(Element placement data)
—————
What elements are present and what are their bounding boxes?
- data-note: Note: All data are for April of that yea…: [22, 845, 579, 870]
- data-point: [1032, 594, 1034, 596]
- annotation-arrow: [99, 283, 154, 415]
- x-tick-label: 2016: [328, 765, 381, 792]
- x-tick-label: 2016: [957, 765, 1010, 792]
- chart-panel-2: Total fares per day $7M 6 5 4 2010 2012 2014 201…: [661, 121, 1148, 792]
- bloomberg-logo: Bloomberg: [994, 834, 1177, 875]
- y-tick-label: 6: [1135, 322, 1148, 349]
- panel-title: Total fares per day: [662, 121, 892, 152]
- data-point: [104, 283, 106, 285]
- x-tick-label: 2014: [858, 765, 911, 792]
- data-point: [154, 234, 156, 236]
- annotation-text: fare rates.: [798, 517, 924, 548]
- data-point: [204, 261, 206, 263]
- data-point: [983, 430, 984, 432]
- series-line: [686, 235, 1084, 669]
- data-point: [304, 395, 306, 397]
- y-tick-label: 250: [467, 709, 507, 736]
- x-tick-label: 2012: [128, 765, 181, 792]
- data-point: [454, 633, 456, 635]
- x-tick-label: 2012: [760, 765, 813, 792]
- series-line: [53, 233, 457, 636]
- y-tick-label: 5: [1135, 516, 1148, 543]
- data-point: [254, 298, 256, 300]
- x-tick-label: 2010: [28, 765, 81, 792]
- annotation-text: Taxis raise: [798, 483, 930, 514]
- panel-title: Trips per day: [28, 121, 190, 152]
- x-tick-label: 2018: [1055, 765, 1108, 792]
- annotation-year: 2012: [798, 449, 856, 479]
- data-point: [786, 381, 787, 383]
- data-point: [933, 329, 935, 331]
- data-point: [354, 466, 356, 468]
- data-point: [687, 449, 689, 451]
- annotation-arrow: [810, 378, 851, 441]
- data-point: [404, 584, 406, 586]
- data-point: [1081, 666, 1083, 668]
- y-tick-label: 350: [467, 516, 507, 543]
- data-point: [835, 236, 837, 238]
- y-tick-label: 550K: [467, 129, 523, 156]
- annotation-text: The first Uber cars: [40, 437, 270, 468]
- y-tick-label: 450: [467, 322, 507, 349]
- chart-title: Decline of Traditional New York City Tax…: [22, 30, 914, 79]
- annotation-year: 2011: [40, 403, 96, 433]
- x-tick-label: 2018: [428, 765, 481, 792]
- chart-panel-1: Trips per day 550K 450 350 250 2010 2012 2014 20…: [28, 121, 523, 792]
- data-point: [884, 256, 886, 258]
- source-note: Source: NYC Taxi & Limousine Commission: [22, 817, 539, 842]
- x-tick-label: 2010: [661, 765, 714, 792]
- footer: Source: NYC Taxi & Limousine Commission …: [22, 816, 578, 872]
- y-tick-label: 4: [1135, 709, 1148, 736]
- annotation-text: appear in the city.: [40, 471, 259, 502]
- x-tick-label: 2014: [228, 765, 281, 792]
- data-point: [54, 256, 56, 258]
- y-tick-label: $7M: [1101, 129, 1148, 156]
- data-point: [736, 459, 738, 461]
—————
Reproduce each of these entries verbatim, every line unchanged.

What elements are present and what are their bounding boxes?
- data-note: Note: All data are for April of that yea…: [22, 845, 579, 870]
- data-point: [1032, 594, 1034, 596]
- annotation-arrow: [99, 283, 154, 415]
- x-tick-label: 2016: [328, 765, 381, 792]
- x-tick-label: 2016: [957, 765, 1010, 792]
- chart-panel-2: Total fares per day $7M 6 5 4 2010 2012 2014 201…: [661, 121, 1148, 792]
- bloomberg-logo: Bloomberg: [994, 834, 1177, 875]
- y-tick-label: 6: [1135, 322, 1148, 349]
- panel-title: Total fares per day: [662, 121, 892, 152]
- data-point: [104, 283, 106, 285]
- x-tick-label: 2014: [858, 765, 911, 792]
- data-point: [154, 234, 156, 236]
- annotation-text: fare rates.: [798, 517, 924, 548]
- data-point: [204, 261, 206, 263]
- data-point: [983, 430, 984, 432]
- series-line: [686, 235, 1084, 669]
- data-point: [304, 395, 306, 397]
- y-tick-label: 250: [467, 709, 507, 736]
- x-tick-label: 2012: [128, 765, 181, 792]
- data-point: [454, 633, 456, 635]
- x-tick-label: 2012: [760, 765, 813, 792]
- series-line: [53, 233, 457, 636]
- y-tick-label: 5: [1135, 516, 1148, 543]
- data-point: [254, 298, 256, 300]
- x-tick-label: 2010: [28, 765, 81, 792]
- annotation-text: Taxis raise: [798, 483, 930, 514]
- panel-title: Trips per day: [28, 121, 190, 152]
- x-tick-label: 2018: [1055, 765, 1108, 792]
- annotation-year: 2012: [798, 449, 856, 479]
- data-point: [786, 381, 787, 383]
- data-point: [933, 329, 935, 331]
- data-point: [354, 466, 356, 468]
- data-point: [687, 449, 689, 451]
- annotation-arrow: [810, 378, 851, 441]
- data-point: [404, 584, 406, 586]
- data-point: [1081, 666, 1083, 668]
- y-tick-label: 350: [467, 516, 507, 543]
- data-point: [835, 236, 837, 238]
- y-tick-label: 550K: [467, 129, 523, 156]
- annotation-text: The first Uber cars: [40, 437, 270, 468]
- y-tick-label: 450: [467, 322, 507, 349]
- chart-title: Decline of Traditional New York City Tax…: [22, 30, 914, 79]
- annotation-year: 2011: [40, 403, 96, 433]
- x-tick-label: 2018: [428, 765, 481, 792]
- chart-panel-1: Trips per day 550K 450 350 250 2010 2012 2014 20…: [28, 121, 523, 792]
- data-point: [884, 256, 886, 258]
- source-note: Source: NYC Taxi & Limousine Commission: [22, 817, 539, 842]
- x-tick-label: 2010: [661, 765, 714, 792]
- footer: Source: NYC Taxi & Limousine Commission …: [22, 816, 578, 872]
- y-tick-label: 4: [1135, 709, 1148, 736]
- annotation-text: appear in the city.: [40, 471, 259, 502]
- x-tick-label: 2014: [228, 765, 281, 792]
- data-point: [54, 256, 56, 258]
- y-tick-label: $7M: [1101, 129, 1148, 156]
- data-point: [736, 459, 738, 461]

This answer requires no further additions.